Stated problem:
Output all of the data below exactly as given.

Extracted material:
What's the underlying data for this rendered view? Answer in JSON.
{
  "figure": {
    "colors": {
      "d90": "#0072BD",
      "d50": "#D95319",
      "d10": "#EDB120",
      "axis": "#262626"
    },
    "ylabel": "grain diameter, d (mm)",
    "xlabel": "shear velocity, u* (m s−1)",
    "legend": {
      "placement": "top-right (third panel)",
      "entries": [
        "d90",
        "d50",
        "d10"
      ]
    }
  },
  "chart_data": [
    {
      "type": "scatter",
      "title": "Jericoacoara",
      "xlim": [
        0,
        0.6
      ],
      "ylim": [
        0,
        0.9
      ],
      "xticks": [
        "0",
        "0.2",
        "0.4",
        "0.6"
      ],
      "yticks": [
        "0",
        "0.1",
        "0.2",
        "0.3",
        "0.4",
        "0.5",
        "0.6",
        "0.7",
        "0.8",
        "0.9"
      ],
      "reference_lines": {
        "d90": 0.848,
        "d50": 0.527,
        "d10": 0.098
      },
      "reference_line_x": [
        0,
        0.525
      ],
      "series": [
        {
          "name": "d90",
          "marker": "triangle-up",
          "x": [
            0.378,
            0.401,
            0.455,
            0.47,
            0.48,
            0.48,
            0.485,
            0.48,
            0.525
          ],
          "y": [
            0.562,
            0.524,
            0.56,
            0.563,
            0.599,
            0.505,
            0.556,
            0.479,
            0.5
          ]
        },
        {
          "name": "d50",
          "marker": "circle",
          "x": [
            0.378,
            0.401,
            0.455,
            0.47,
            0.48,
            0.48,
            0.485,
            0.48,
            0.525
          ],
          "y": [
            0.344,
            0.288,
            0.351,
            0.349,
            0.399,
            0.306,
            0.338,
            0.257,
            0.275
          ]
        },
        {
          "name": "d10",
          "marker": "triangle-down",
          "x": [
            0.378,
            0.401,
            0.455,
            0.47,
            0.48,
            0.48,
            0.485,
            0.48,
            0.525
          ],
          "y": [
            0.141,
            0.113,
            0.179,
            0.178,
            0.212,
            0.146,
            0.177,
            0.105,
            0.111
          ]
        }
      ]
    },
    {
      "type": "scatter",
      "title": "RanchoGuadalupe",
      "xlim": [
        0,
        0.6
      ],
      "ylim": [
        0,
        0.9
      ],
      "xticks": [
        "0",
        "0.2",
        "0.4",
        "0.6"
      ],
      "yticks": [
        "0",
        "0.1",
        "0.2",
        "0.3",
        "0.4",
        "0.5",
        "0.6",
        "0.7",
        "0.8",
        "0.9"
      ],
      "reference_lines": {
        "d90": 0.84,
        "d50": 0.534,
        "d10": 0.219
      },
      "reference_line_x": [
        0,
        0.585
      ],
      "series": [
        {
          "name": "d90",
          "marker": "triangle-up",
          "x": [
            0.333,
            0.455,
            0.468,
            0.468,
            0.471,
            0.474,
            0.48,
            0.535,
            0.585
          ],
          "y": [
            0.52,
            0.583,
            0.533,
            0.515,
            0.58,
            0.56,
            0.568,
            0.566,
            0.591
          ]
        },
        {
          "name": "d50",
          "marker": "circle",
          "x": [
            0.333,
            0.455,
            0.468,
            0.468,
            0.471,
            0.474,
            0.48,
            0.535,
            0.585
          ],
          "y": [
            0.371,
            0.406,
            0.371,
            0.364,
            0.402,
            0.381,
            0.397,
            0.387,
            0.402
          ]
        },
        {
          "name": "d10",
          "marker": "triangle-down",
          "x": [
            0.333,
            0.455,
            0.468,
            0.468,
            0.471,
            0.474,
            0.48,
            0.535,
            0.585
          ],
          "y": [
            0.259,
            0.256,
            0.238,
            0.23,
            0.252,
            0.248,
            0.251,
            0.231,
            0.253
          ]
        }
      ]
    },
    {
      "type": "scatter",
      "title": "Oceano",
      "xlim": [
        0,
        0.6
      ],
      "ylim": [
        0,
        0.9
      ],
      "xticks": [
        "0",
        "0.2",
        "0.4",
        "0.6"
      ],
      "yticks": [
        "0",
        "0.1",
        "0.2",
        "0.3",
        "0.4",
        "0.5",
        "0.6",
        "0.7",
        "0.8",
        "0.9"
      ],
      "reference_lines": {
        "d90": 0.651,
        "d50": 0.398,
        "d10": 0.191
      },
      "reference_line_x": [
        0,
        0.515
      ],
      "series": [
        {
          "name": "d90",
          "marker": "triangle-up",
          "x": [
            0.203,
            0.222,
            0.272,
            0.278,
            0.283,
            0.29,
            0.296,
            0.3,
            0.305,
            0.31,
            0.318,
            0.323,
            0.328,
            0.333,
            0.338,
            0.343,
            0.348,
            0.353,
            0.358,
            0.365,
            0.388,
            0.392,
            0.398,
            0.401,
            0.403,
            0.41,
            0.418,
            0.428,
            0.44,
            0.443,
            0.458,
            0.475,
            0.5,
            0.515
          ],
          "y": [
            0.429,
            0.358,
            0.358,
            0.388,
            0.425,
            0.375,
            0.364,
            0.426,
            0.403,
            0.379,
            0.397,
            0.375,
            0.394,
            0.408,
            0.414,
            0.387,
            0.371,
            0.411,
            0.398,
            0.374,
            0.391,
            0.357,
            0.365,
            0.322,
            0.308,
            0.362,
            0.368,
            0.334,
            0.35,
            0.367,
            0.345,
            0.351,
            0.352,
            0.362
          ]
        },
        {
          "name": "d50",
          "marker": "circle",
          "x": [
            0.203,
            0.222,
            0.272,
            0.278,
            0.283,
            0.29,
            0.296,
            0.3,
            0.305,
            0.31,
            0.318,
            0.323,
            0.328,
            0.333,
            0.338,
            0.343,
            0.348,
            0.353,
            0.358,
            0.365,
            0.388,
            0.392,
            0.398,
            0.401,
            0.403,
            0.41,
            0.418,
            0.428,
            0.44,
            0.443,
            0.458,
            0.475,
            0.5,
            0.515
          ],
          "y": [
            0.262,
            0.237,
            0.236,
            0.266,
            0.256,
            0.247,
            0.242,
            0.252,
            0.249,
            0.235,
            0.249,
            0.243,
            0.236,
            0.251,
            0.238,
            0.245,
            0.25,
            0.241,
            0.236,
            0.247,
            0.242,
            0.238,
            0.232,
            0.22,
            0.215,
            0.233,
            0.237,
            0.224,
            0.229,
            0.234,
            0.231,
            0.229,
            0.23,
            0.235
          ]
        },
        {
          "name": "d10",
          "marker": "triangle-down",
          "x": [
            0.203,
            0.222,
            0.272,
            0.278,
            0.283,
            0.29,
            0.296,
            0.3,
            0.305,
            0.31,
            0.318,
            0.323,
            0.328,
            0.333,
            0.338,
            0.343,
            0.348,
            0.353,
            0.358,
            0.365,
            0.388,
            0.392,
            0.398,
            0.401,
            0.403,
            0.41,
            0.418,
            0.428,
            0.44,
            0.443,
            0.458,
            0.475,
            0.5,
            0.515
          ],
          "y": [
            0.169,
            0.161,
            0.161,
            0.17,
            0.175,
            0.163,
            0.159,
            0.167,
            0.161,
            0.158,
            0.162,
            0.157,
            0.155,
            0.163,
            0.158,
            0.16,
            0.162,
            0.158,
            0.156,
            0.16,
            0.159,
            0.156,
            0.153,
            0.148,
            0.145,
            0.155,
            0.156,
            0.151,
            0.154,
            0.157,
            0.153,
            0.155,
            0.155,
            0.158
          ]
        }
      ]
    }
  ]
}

Output below:
What's the underlying data for this rendered view? Answer in JSON.
{
  "figure": {
    "colors": {
      "d90": "#0072BD",
      "d50": "#D95319",
      "d10": "#EDB120",
      "axis": "#262626"
    },
    "ylabel": "grain diameter, d (mm)",
    "xlabel": "shear velocity, u* (m s−1)",
    "legend": {
      "placement": "top-right (third panel)",
      "entries": [
        "d90",
        "d50",
        "d10"
      ]
    }
  },
  "chart_data": [
    {
      "type": "scatter",
      "title": "Jericoacoara",
      "xlim": [
        0,
        0.6
      ],
      "ylim": [
        0,
        0.9
      ],
      "xticks": [
        "0",
        "0.2",
        "0.4",
        "0.6"
      ],
      "yticks": [
        "0",
        "0.1",
        "0.2",
        "0.3",
        "0.4",
        "0.5",
        "0.6",
        "0.7",
        "0.8",
        "0.9"
      ],
      "reference_lines": {
        "d90": 0.848,
        "d50": 0.527,
        "d10": 0.098
      },
      "reference_line_x": [
        0,
        0.525
      ],
      "series": [
        {
          "name": "d90",
          "marker": "triangle-up",
          "x": [
            0.378,
            0.401,
            0.455,
            0.47,
            0.48,
            0.48,
            0.485,
            0.48,
            0.525
          ],
          "y": [
            0.562,
            0.524,
            0.56,
            0.563,
            0.599,
            0.505,
            0.556,
            0.479,
            0.5
          ]
        },
        {
          "name": "d50",
          "marker": "circle",
          "x": [
            0.378,
            0.401,
            0.455,
            0.47,
            0.48,
            0.48,
            0.485,
            0.48,
            0.525
          ],
          "y": [
            0.344,
            0.288,
            0.351,
            0.349,
            0.399,
            0.306,
            0.338,
            0.257,
            0.275
          ]
        },
        {
          "name": "d10",
          "marker": "triangle-down",
          "x": [
            0.378,
            0.401,
            0.455,
            0.47,
            0.48,
            0.48,
            0.485,
            0.48,
            0.525
          ],
          "y": [
            0.141,
            0.113,
            0.179,
            0.178,
            0.212,
            0.146,
            0.177,
            0.105,
            0.111
          ]
        }
      ]
    },
    {
      "type": "scatter",
      "title": "RanchoGuadalupe",
      "xlim": [
        0,
        0.6
      ],
      "ylim": [
        0,
        0.9
      ],
      "xticks": [
        "0",
        "0.2",
        "0.4",
        "0.6"
      ],
      "yticks": [
        "0",
        "0.1",
        "0.2",
        "0.3",
        "0.4",
        "0.5",
        "0.6",
        "0.7",
        "0.8",
        "0.9"
      ],
      "reference_lines": {
        "d90": 0.84,
        "d50": 0.534,
        "d10": 0.219
      },
      "reference_line_x": [
        0,
        0.585
      ],
      "series": [
        {
          "name": "d90",
          "marker": "triangle-up",
          "x": [
            0.333,
            0.455,
            0.468,
            0.468,
            0.471,
            0.474,
            0.48,
            0.535,
            0.585
          ],
          "y": [
            0.52,
            0.583,
            0.533,
            0.515,
            0.58,
            0.56,
            0.568,
            0.566,
            0.591
          ]
        },
        {
          "name": "d50",
          "marker": "circle",
          "x": [
            0.333,
            0.455,
            0.468,
            0.468,
            0.471,
            0.474,
            0.48,
            0.535,
            0.585
          ],
          "y": [
            0.371,
            0.406,
            0.371,
            0.364,
            0.402,
            0.381,
            0.397,
            0.387,
            0.402
          ]
        },
        {
          "name": "d10",
          "marker": "triangle-down",
          "x": [
            0.333,
            0.455,
            0.468,
            0.468,
            0.471,
            0.474,
            0.48,
            0.535,
            0.585
          ],
          "y": [
            0.259,
            0.256,
            0.238,
            0.23,
            0.252,
            0.248,
            0.251,
            0.231,
            0.253
          ]
        }
      ]
    },
    {
      "type": "scatter",
      "title": "Oceano",
      "xlim": [
        0,
        0.6
      ],
      "ylim": [
        0,
        0.9
      ],
      "xticks": [
        "0",
        "0.2",
        "0.4",
        "0.6"
      ],
      "yticks": [
        "0",
        "0.1",
        "0.2",
        "0.3",
        "0.4",
        "0.5",
        "0.6",
        "0.7",
        "0.8",
        "0.9"
      ],
      "reference_lines": {
        "d90": 0.651,
        "d50": 0.398,
        "d10": 0.191
      },
      "reference_line_x": [
        0,
        0.515
      ],
      "series": [
        {
          "name": "d90",
          "marker": "triangle-up",
          "x": [
            0.203,
            0.222,
            0.272,
            0.278,
            0.283,
            0.29,
            0.296,
            0.3,
            0.305,
            0.31,
            0.318,
            0.323,
            0.328,
            0.333,
            0.338,
            0.343,
            0.348,
            0.353,
            0.358,
            0.365,
            0.388,
            0.392,
            0.398,
            0.401,
            0.403,
            0.41,
            0.418,
            0.428,
            0.44,
            0.443,
            0.458,
            0.475,
            0.5,
            0.515
          ],
          "y": [
            0.429,
            0.358,
            0.358,
            0.388,
            0.425,
            0.375,
            0.364,
            0.426,
            0.403,
            0.379,
            0.397,
            0.375,
            0.394,
            0.408,
            0.414,
            0.387,
            0.371,
            0.411,
            0.398,
            0.374,
            0.391,
            0.357,
            0.365,
            0.322,
            0.308,
            0.362,
            0.368,
            0.334,
            0.35,
            0.367,
            0.345,
            0.351,
            0.352,
            0.362
          ]
        },
        {
          "name": "d50",
          "marker": "circle",
          "x": [
            0.203,
            0.222,
            0.272,
            0.278,
            0.283,
            0.29,
            0.296,
            0.3,
            0.305,
            0.31,
            0.318,
            0.323,
            0.328,
            0.333,
            0.338,
            0.343,
            0.348,
            0.353,
            0.358,
            0.365,
            0.388,
            0.392,
            0.398,
            0.401,
            0.403,
            0.41,
            0.418,
            0.428,
            0.44,
            0.443,
            0.458,
            0.475,
            0.5,
            0.515
          ],
          "y": [
            0.262,
            0.237,
            0.236,
            0.266,
            0.256,
            0.247,
            0.242,
            0.252,
            0.249,
            0.235,
            0.249,
            0.243,
            0.236,
            0.251,
            0.238,
            0.245,
            0.25,
            0.241,
            0.236,
            0.247,
            0.242,
            0.238,
            0.232,
            0.22,
            0.215,
            0.233,
            0.237,
            0.224,
            0.229,
            0.234,
            0.231,
            0.229,
            0.23,
            0.235
          ]
        },
        {
          "name": "d10",
          "marker": "triangle-down",
          "x": [
            0.203,
            0.222,
            0.272,
            0.278,
            0.283,
            0.29,
            0.296,
            0.3,
            0.305,
            0.31,
            0.318,
            0.323,
            0.328,
            0.333,
            0.338,
            0.343,
            0.348,
            0.353,
            0.358,
            0.365,
            0.388,
            0.392,
            0.398,
            0.401,
            0.403,
            0.41,
            0.418,
            0.428,
            0.44,
            0.443,
            0.458,
            0.475,
            0.5,
            0.515
          ],
          "y": [
            0.169,
            0.161,
            0.161,
            0.17,
            0.175,
            0.163,
            0.159,
            0.167,
            0.161,
            0.158,
            0.162,
            0.157,
            0.155,
            0.163,
            0.158,
            0.16,
            0.162,
            0.158,
            0.156,
            0.16,
            0.159,
            0.156,
            0.153,
            0.148,
            0.145,
            0.155,
            0.156,
            0.151,
            0.154,
            0.157,
            0.153,
            0.155,
            0.155,
            0.158
          ]
        }
      ]
    }
  ]
}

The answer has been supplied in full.